The task: In the records below, work out how many lines hold the word "mousse". Report the number alone.
== == ==
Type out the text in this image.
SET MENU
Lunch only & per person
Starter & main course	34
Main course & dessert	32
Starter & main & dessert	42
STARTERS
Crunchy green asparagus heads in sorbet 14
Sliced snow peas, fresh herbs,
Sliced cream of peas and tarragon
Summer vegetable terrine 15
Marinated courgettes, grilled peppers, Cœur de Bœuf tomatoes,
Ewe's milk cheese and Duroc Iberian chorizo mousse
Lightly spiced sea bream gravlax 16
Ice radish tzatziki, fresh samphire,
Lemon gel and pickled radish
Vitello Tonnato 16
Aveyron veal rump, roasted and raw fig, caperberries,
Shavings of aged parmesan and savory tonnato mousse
== == ==
Worked answer: 2